◆ TAREFAS:
1. Responda com base no texto sobre Rodrigo Savazoni:
(a) Em qual universidade ele faz a pós-graduação?
(b) De qual ONG ele foi sócio-diretor?
(c) Em que ano ele foi assessor na Secretaria Geral da Presidência da República?
2. Prossiga o texto sobre Rodrigo Savazoni a partir da última frase apresentada.

◆ TRECHO EXIBIDO:
-=-=-=-=-
Rodrigo Savazoni é realizador multimídia, pesquisador, jornalista, professor e gestor público. Foi um dos fundadores da Casa da Cultura Digital, espaço de colaboração e experimentação que teve origem em São Paulo mas foi se multiplicando Brasil afora.

Atualmente é Chefe de Gabinete da Secretaria Municipal de Cultura de São Paulo e integra o Grupo de Pesquisa em Cultura Digital e Redes de Compartilhamento da Universidade Federal do ABC, onde cursa sua pós-graduação em Ciências Humanas e Sociais.

Como ativista que se banhou no outromundismo do Fórum Social Mundial, participou da fundação do Intervozes – Coletivo Brasil de Comunicação, colaborou com a Ciranda da Informação Independente, com várias ONGs, entre elas o Laboratório Brasileiro de Cultura Digital, do qual foi sócio-diretor.

Como gestor público, trabalhou como assessor na Secretaria Geral da Presidência da República em 2003 e chegou a ser editor chefe da Agência Brasil, então administrada pela Radiobrás, hoje EBC. Também foi um dos articuladores do Fórum Nacional das TVs Públicas e participou da concepção e organização, em parceria com o Ministério da Cultura, dos Fóruns da Cultura Digital Brasileira de 2009 e 2010.
-=-=-=-=-
Itens armazenados de uma coleção:
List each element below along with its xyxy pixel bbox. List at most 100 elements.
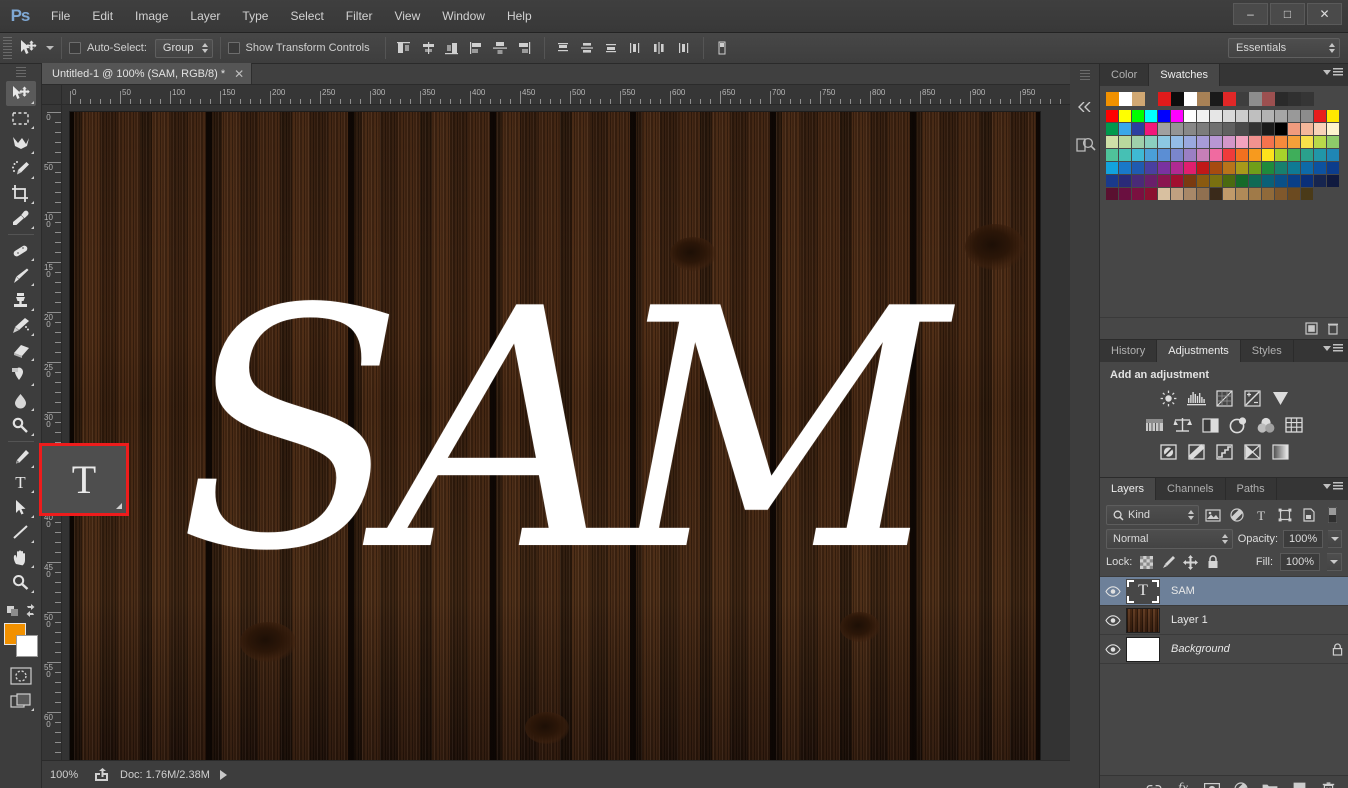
recent-swatch[interactable] xyxy=(1249,92,1262,106)
color-swatch[interactable] xyxy=(1327,188,1339,200)
tool-preset-chevron-down-icon[interactable] xyxy=(46,46,54,50)
lock-position-icon[interactable] xyxy=(1183,554,1199,570)
color-swatch[interactable] xyxy=(1262,136,1274,148)
levels-icon[interactable] xyxy=(1185,388,1207,408)
swatch-grid[interactable] xyxy=(1106,110,1342,200)
tool-hand[interactable] xyxy=(6,545,36,570)
color-swatch[interactable] xyxy=(1249,136,1261,148)
zoom-level[interactable]: 100% xyxy=(50,769,84,781)
color-swatch[interactable] xyxy=(1158,175,1170,187)
recent-swatch[interactable] xyxy=(1171,92,1184,106)
color-swatch[interactable] xyxy=(1275,175,1287,187)
tool-history-brush[interactable] xyxy=(6,313,36,338)
color-swatch[interactable] xyxy=(1236,188,1248,200)
color-swatch[interactable] xyxy=(1184,110,1196,122)
color-swatch[interactable] xyxy=(1236,110,1248,122)
color-swatch[interactable] xyxy=(1158,123,1170,135)
color-swatch[interactable] xyxy=(1288,110,1300,122)
color-swatch[interactable] xyxy=(1223,110,1235,122)
color-swatch[interactable] xyxy=(1184,149,1196,161)
color-swatch[interactable] xyxy=(1197,162,1209,174)
canvas-area[interactable]: SAM xyxy=(62,105,1100,760)
color-swatch[interactable] xyxy=(1301,188,1313,200)
color-swatch[interactable] xyxy=(1301,110,1313,122)
color-swatch[interactable] xyxy=(1275,123,1287,135)
color-swatch[interactable] xyxy=(1158,162,1170,174)
tool-clone-stamp[interactable] xyxy=(6,288,36,313)
vibrance-icon[interactable] xyxy=(1269,388,1291,408)
options-bar-grip[interactable] xyxy=(3,37,12,59)
color-swatch[interactable] xyxy=(1314,188,1326,200)
minimize-button[interactable]: – xyxy=(1233,3,1268,25)
show-transform-controls-checkbox[interactable] xyxy=(227,42,240,54)
black-white-icon[interactable] xyxy=(1199,415,1221,435)
color-swatch[interactable] xyxy=(1119,175,1131,187)
auto-select-checkbox[interactable] xyxy=(69,42,81,54)
move-tool-icon[interactable] xyxy=(16,37,42,59)
color-swatch[interactable] xyxy=(1223,123,1235,135)
color-swatch[interactable] xyxy=(1158,136,1170,148)
close-button[interactable]: ✕ xyxy=(1307,3,1342,25)
color-swatch[interactable] xyxy=(1301,123,1313,135)
color-swatch[interactable] xyxy=(1210,162,1222,174)
hue-saturation-icon[interactable] xyxy=(1143,415,1165,435)
color-swatch[interactable] xyxy=(1262,110,1274,122)
color-swatch[interactable] xyxy=(1184,162,1196,174)
color-swatch[interactable] xyxy=(1262,149,1274,161)
color-swatch[interactable] xyxy=(1197,123,1209,135)
recent-swatch[interactable] xyxy=(1301,92,1314,106)
recent-swatch[interactable] xyxy=(1210,92,1223,106)
color-swatch[interactable] xyxy=(1288,149,1300,161)
color-swatch[interactable] xyxy=(1301,175,1313,187)
quick-mask-toggle[interactable] xyxy=(6,663,36,688)
color-swatch[interactable] xyxy=(1288,188,1300,200)
tool-dodge[interactable] xyxy=(6,413,36,438)
color-swatch[interactable] xyxy=(1223,188,1235,200)
lock-all-icon[interactable] xyxy=(1205,555,1220,570)
color-swatch[interactable] xyxy=(1119,123,1131,135)
color-swatch[interactable] xyxy=(1106,149,1118,161)
color-swatch[interactable] xyxy=(1288,123,1300,135)
color-swatch[interactable] xyxy=(1275,162,1287,174)
color-swatch[interactable] xyxy=(1249,175,1261,187)
recent-swatch[interactable] xyxy=(1288,92,1301,106)
panel-menu-icon[interactable] xyxy=(1323,482,1343,490)
color-lookup-icon[interactable] xyxy=(1283,415,1305,435)
filter-pixel-icon[interactable] xyxy=(1204,505,1223,525)
auto-align-layers-icon[interactable] xyxy=(711,37,735,59)
color-swatch[interactable] xyxy=(1288,175,1300,187)
color-swatch[interactable] xyxy=(1106,136,1118,148)
color-swatch[interactable] xyxy=(1301,149,1313,161)
color-swatch[interactable] xyxy=(1145,123,1157,135)
color-swatch[interactable] xyxy=(1275,136,1287,148)
color-swatch[interactable] xyxy=(1327,175,1339,187)
tool-path-selection[interactable] xyxy=(6,495,36,520)
color-swatch[interactable] xyxy=(1132,188,1144,200)
color-swatch[interactable] xyxy=(1197,188,1209,200)
color-swatch[interactable] xyxy=(1119,110,1131,122)
color-swatch[interactable] xyxy=(1184,175,1196,187)
recent-swatch[interactable] xyxy=(1223,92,1236,106)
color-swatch[interactable] xyxy=(1158,149,1170,161)
align-left-edges-icon[interactable] xyxy=(393,37,417,59)
tab-swatches[interactable]: Swatches xyxy=(1149,64,1220,86)
distribute-vertical-centers-icon[interactable] xyxy=(576,37,600,59)
color-swatch[interactable] xyxy=(1197,149,1209,161)
layer-visibility-eye-icon[interactable] xyxy=(1100,643,1126,655)
tool-horizontal-type[interactable]: T xyxy=(6,470,36,495)
color-swatch[interactable] xyxy=(1314,149,1326,161)
tool-lasso[interactable] xyxy=(6,131,36,156)
tool-move[interactable] xyxy=(5,81,36,106)
color-swatch[interactable] xyxy=(1275,149,1287,161)
color-swatch[interactable] xyxy=(1301,162,1313,174)
menu-select[interactable]: Select xyxy=(279,0,334,33)
selective-color-icon[interactable] xyxy=(1241,442,1263,462)
layer-visibility-eye-icon[interactable] xyxy=(1100,614,1126,626)
distribute-horizontal-centers-icon[interactable] xyxy=(648,37,672,59)
threshold-icon[interactable] xyxy=(1213,442,1235,462)
layer-name[interactable]: Background xyxy=(1160,643,1326,655)
tool-eyedropper[interactable] xyxy=(6,206,36,231)
align-bottom-edges-icon[interactable] xyxy=(513,37,537,59)
color-swatch[interactable] xyxy=(1314,110,1326,122)
distribute-top-edges-icon[interactable] xyxy=(552,37,576,59)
-=-=-=-=-
◆ PROBLEMAS RESOLVIDOS:
1.
(a) Na Universidade Federal do ABC.
(b) Do Laboratório Brasileiro de Cultura Digital.
(c) Em 2003.

2.
Entre os trabalhos que mais lhe dão orgulho está a criação da Plataforma CulturaDigital.Br, uma rede social voltada à construção de políticas públicas que recebeu Menção Honrosa no Prix Ars Electronica, o maior prêmio europeu de arte e tecnologia.

Como realizador multimídia, desenvolveu inúmeros projetos, como a série documental “Cinco Vezes Cultura Digital”, para a qual codirigiu Remixofagia – Alegorias de Uma Revolução. Também foi um dos idealizadores e construtores do projeto Produção Cultural no Brasil. Ainda gosta, vez ou outra, de desenhar plataformas.

Como jornalista, trabalhou sempre com internet. Começou a carreira em 1999 no Portal do Estadão. Em 2008, voltou ao lugar do primeiro emprego para dirigir a área de Conteúdos Digitais, quando recebeu o Prêmio de Reportagem Multimídia pela plataforma Vereador Digital. Em 2008 também foi agraciado com o Prêmio Vladimir Herzog de Direitos Humanos pelo hipervídeo coletivo Nação Palmares, realizado na Agência Brasil.

Também colaborou com publicações alternativas e independentes, como Fórum, Revista do Brasil, Caros Amigos, Carta Maior, Select, Le Monde Diplomatique, entre outras.

Em 2011, coordenou a realização do Festival Cultura Digital.Br (http://www.culturadigital.org.br), que ocorreu no Rio de Janeiro reunindo experiências de cultura digital de mais de 20 países.

Foi professor convidado em 2009 e 2010 do curso de pós-graduação de jornalismo multimídia da PUC-São Paulo. Em 2013, recebeu convite para lecionar na Escuela Internacional de Cine y Televisión de San Antonio de Los Baños, Cuba.

Foi um dos organizadores do livro Vozes da democracia (Imprensa Oficial, 2007) e é coautor, com Sérgio Cohn, do livro Cultura Digital.Br (Azougue, 2009).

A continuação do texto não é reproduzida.